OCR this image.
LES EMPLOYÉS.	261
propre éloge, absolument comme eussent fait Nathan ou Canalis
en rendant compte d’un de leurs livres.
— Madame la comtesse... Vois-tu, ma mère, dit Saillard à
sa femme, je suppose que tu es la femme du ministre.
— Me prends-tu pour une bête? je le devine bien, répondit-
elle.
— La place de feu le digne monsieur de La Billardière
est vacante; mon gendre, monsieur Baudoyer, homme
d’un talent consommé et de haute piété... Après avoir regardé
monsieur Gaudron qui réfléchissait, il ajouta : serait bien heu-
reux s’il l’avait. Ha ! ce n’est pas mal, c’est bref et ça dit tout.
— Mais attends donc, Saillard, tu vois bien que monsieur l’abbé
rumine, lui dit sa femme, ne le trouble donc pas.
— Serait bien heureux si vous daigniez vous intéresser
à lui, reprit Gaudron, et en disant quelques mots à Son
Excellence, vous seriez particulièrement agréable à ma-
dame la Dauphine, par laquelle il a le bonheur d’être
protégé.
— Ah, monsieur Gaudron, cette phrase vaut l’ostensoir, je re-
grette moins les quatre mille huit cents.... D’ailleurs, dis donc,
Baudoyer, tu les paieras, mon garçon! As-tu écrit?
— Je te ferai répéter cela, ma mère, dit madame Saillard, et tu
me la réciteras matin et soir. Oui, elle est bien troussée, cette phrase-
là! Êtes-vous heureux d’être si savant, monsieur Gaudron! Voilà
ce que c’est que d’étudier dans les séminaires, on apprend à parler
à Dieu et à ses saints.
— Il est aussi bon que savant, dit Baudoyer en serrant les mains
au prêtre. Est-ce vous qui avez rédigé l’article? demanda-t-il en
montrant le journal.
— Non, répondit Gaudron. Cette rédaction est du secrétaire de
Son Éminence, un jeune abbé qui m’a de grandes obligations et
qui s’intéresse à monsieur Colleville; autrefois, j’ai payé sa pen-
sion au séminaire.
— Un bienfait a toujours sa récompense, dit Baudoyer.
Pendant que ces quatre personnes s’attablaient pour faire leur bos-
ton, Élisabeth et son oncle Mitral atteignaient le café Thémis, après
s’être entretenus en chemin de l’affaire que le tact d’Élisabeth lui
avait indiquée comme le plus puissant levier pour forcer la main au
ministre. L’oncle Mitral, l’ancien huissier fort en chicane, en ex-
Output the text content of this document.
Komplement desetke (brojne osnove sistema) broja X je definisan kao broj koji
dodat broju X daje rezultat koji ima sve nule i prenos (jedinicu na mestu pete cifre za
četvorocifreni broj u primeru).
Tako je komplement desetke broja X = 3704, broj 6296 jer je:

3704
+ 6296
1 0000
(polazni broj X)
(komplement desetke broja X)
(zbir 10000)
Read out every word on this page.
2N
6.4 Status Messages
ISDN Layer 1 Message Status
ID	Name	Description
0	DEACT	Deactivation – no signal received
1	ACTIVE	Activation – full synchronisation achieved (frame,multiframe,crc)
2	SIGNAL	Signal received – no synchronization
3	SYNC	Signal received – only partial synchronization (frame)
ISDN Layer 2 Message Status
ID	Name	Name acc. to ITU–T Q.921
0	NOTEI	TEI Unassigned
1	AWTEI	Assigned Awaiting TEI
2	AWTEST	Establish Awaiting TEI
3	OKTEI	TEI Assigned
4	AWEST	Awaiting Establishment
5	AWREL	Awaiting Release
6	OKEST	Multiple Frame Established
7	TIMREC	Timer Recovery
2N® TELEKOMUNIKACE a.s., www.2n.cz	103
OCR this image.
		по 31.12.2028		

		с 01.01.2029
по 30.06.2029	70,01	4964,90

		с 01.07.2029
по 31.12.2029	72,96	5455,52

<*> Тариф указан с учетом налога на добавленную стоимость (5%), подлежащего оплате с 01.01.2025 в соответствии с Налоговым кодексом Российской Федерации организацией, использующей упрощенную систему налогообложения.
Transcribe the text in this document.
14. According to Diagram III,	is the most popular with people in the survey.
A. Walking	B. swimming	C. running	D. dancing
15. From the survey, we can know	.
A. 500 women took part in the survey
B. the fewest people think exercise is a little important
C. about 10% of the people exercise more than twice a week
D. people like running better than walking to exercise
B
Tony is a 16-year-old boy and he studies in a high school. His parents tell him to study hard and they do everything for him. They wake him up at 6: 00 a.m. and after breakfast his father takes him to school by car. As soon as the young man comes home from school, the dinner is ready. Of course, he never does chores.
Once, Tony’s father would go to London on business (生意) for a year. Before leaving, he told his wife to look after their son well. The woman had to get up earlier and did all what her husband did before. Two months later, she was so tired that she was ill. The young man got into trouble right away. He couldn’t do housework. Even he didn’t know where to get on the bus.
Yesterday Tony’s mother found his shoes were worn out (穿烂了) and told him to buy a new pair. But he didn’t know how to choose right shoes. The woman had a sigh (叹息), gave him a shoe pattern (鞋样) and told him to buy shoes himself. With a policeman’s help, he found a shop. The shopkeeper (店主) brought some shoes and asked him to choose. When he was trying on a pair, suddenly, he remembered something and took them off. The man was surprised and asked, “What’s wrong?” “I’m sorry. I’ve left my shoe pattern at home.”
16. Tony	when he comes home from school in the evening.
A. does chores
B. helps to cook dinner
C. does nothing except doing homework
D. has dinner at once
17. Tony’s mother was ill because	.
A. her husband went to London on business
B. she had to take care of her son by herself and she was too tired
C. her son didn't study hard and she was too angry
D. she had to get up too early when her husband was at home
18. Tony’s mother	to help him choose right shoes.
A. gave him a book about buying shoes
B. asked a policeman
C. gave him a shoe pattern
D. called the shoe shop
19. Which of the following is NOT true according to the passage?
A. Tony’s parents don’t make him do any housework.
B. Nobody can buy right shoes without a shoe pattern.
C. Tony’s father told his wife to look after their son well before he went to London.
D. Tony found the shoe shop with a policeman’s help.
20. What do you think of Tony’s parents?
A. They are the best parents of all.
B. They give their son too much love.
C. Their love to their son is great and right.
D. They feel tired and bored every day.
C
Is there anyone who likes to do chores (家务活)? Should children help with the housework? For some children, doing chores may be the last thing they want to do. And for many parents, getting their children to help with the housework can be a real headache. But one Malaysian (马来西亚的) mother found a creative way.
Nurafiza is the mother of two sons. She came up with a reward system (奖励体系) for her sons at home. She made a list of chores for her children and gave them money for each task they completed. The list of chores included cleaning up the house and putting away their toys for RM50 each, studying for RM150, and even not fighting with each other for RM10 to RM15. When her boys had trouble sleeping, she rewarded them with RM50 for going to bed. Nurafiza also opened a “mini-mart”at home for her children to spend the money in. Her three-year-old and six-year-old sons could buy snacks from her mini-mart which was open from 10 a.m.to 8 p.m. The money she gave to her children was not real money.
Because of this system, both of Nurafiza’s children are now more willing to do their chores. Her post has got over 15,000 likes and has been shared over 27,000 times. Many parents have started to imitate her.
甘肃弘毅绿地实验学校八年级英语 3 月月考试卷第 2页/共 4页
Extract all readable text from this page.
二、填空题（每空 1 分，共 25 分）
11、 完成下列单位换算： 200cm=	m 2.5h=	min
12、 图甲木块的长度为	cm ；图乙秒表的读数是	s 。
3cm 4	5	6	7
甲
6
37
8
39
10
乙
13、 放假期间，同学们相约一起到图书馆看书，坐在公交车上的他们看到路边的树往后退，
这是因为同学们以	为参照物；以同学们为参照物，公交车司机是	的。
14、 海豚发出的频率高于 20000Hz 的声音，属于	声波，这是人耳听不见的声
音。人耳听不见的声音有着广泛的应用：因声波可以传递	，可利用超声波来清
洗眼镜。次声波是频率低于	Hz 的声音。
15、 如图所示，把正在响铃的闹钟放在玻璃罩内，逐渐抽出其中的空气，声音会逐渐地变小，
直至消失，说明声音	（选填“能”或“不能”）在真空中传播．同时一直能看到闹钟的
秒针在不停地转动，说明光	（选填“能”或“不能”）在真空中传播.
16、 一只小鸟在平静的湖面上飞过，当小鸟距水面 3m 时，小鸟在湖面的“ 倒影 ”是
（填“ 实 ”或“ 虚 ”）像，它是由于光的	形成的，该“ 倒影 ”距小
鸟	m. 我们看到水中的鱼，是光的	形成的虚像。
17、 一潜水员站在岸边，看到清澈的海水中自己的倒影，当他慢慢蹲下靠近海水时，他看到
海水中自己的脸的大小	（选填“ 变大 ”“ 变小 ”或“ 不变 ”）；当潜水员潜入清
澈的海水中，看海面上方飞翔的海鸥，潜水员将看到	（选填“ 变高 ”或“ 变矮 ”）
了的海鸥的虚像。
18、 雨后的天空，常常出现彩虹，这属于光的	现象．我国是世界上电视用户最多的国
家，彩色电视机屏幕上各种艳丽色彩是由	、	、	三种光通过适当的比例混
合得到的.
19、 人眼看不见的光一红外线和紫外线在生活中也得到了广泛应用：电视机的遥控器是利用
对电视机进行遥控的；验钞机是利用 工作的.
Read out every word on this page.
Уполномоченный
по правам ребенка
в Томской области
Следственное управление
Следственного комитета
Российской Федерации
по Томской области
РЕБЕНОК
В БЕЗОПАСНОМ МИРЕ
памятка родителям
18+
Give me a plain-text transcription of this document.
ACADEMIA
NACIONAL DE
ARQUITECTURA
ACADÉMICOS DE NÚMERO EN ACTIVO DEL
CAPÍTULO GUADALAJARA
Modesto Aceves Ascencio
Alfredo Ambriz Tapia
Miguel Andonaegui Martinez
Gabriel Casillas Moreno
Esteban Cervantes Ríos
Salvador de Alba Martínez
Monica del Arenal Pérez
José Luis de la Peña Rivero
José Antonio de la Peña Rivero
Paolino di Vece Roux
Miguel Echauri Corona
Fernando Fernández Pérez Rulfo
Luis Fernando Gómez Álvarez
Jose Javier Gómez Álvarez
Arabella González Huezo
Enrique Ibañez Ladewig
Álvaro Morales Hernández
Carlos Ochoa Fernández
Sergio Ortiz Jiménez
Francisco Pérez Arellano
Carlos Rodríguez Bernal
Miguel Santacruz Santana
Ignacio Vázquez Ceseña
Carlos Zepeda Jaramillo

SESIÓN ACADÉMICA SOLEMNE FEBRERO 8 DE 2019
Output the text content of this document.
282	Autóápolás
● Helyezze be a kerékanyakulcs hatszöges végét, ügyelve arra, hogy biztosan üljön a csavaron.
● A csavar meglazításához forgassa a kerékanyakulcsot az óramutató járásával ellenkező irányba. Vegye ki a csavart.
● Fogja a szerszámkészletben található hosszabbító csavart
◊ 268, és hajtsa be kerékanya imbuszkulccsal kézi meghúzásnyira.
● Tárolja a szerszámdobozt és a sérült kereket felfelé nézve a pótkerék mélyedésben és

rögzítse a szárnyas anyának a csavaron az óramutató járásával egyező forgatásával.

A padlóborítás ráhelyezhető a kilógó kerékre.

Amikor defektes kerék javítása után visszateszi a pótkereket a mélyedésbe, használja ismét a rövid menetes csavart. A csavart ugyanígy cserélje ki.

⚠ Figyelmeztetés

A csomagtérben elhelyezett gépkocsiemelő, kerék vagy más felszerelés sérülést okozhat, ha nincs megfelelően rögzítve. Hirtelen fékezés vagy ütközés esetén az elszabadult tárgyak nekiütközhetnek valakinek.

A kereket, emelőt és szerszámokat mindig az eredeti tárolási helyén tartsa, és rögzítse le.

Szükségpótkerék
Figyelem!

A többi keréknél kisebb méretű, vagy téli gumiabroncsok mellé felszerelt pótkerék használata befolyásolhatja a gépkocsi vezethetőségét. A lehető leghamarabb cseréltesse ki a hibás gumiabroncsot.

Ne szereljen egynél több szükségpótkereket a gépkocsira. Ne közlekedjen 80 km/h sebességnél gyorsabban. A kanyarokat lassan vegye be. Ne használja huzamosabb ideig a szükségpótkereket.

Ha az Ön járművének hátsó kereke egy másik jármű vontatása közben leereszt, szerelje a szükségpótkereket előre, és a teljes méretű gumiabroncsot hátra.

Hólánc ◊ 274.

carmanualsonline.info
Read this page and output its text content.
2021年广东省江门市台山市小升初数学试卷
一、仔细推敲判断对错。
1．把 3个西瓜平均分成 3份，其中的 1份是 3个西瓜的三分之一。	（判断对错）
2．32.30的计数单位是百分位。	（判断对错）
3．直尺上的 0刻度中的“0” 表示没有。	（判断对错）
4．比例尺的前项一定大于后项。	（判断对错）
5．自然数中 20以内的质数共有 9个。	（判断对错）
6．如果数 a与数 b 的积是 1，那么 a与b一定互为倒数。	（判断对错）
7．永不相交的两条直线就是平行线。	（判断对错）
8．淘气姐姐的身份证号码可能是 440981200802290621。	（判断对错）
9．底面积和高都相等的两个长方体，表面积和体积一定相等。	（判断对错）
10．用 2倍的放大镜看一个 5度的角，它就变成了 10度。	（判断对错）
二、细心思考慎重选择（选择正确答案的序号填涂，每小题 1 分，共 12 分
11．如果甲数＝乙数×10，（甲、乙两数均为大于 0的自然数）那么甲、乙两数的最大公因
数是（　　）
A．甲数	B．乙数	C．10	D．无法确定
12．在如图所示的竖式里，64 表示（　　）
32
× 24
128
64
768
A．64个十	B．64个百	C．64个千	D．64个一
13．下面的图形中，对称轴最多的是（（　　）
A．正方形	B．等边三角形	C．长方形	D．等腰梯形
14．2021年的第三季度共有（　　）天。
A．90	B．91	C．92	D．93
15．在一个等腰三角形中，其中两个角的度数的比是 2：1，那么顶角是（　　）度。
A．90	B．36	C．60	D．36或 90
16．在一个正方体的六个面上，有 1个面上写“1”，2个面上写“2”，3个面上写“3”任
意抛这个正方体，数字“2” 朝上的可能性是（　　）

+ + + + +

Requirement
Considering only the records above, state the number of lines that include the word "mère", with nothing added.

Result of the task
2